Activity |
Pull out every line below that holds the word "bebebe".

Figure dataset records |
== Segment start ==
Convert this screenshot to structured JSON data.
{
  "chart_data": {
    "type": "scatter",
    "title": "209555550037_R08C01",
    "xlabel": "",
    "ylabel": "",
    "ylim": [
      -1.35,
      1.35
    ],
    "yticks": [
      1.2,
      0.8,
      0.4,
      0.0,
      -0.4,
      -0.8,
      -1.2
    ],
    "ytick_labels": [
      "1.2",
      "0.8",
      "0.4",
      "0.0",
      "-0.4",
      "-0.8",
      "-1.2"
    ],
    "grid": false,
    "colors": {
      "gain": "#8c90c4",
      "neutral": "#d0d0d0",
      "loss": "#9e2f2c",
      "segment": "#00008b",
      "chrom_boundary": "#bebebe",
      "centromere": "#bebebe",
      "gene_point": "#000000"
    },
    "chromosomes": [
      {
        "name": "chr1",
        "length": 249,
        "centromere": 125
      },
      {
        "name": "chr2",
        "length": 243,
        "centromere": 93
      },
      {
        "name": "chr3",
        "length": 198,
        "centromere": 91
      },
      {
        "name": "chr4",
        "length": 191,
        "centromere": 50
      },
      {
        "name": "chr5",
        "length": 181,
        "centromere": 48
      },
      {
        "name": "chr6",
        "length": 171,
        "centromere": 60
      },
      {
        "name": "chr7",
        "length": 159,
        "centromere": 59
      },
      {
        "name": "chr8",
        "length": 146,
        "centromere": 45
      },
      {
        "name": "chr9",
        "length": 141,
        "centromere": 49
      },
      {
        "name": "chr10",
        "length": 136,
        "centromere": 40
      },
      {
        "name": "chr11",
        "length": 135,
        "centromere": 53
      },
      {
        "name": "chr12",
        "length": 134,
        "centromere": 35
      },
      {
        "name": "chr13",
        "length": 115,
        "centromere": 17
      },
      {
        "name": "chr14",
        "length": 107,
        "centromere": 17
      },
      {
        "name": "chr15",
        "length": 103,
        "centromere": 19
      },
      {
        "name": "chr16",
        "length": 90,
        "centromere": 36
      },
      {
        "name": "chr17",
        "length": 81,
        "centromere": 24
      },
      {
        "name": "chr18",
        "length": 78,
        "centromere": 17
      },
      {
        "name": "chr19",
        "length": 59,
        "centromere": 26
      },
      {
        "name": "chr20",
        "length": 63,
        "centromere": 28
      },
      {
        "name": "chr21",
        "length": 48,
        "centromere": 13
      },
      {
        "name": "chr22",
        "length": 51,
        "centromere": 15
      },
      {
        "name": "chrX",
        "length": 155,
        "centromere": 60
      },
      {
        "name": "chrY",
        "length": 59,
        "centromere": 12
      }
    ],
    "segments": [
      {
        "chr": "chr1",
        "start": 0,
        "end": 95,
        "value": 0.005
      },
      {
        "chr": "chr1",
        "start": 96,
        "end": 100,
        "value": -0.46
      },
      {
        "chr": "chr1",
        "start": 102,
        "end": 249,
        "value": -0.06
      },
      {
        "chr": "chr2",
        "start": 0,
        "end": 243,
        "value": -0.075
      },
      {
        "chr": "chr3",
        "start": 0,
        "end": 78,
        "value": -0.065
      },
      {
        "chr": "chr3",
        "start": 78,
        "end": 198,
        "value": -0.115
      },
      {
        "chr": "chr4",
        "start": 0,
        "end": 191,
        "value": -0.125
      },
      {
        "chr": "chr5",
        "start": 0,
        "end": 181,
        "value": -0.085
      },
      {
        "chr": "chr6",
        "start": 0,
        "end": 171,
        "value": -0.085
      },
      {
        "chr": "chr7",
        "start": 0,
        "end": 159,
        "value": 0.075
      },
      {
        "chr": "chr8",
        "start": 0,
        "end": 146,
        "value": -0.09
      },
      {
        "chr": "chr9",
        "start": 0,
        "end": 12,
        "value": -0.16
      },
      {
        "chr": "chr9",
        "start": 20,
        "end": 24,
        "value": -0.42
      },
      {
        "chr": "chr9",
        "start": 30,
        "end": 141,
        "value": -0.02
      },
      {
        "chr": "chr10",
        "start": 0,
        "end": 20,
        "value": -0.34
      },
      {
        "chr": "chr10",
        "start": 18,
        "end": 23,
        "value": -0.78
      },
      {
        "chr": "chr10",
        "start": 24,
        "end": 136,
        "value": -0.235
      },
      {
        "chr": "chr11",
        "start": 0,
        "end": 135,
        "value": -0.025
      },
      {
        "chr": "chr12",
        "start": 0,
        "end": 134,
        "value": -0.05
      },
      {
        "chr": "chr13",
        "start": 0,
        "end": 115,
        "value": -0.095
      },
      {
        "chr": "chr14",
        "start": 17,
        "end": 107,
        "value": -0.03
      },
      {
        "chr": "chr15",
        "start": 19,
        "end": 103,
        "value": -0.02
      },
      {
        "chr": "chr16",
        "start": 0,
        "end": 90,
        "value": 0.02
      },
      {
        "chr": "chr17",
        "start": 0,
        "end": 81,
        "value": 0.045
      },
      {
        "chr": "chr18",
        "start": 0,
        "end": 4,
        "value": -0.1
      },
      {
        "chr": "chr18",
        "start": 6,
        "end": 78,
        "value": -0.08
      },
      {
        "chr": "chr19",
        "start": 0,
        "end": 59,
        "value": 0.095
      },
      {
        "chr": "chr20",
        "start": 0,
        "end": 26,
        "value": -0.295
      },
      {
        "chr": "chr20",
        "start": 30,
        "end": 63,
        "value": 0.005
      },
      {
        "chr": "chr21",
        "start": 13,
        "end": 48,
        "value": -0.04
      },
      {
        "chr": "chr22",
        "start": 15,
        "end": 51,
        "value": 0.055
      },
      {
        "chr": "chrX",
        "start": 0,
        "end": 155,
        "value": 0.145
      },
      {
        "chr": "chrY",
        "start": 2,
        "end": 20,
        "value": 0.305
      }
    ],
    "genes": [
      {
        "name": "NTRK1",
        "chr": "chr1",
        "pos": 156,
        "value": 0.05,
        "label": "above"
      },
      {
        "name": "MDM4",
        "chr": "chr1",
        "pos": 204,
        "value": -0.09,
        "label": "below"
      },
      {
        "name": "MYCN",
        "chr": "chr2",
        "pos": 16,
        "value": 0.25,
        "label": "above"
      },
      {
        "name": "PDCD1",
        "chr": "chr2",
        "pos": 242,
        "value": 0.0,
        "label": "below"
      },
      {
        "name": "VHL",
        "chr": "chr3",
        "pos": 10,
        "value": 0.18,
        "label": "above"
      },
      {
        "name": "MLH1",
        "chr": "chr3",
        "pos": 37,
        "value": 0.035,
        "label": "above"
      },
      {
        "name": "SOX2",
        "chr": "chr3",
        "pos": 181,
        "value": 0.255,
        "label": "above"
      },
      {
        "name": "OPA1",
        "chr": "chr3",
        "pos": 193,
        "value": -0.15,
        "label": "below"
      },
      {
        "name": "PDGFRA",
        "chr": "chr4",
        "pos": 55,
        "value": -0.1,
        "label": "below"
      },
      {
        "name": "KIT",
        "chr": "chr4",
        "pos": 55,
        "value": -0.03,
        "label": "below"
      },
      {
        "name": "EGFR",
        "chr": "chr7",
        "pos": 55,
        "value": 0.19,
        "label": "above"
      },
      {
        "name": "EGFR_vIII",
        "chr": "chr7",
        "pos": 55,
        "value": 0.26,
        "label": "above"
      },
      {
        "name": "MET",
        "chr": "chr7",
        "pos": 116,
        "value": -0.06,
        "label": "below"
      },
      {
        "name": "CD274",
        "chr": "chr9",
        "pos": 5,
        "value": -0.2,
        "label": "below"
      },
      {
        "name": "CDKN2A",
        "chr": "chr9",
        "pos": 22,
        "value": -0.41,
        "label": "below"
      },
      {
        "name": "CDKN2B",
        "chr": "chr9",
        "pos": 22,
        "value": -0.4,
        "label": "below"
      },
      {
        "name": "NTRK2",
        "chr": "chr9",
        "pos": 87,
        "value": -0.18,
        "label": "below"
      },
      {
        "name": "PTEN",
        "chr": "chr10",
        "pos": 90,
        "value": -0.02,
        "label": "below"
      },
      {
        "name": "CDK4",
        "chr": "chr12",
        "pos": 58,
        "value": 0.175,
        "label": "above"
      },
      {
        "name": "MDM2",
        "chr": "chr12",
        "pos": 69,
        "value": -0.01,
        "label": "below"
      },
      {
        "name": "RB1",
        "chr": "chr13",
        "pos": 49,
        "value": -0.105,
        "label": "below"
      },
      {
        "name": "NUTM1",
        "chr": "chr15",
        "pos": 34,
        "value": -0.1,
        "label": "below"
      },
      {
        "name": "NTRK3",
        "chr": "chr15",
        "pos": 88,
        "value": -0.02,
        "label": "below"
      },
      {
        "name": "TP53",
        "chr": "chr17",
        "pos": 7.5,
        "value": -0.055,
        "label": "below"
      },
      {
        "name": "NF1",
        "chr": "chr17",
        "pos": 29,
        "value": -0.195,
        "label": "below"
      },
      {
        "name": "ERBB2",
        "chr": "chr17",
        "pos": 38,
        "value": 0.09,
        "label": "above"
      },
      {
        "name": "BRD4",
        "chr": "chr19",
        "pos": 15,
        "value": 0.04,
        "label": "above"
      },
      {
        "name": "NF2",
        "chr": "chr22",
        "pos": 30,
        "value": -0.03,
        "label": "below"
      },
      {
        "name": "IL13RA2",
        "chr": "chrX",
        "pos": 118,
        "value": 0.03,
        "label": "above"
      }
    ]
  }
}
== Segment end ==
Reply |
      "chrom_boundary": "#bebebe",
      "centromere": "#bebebe",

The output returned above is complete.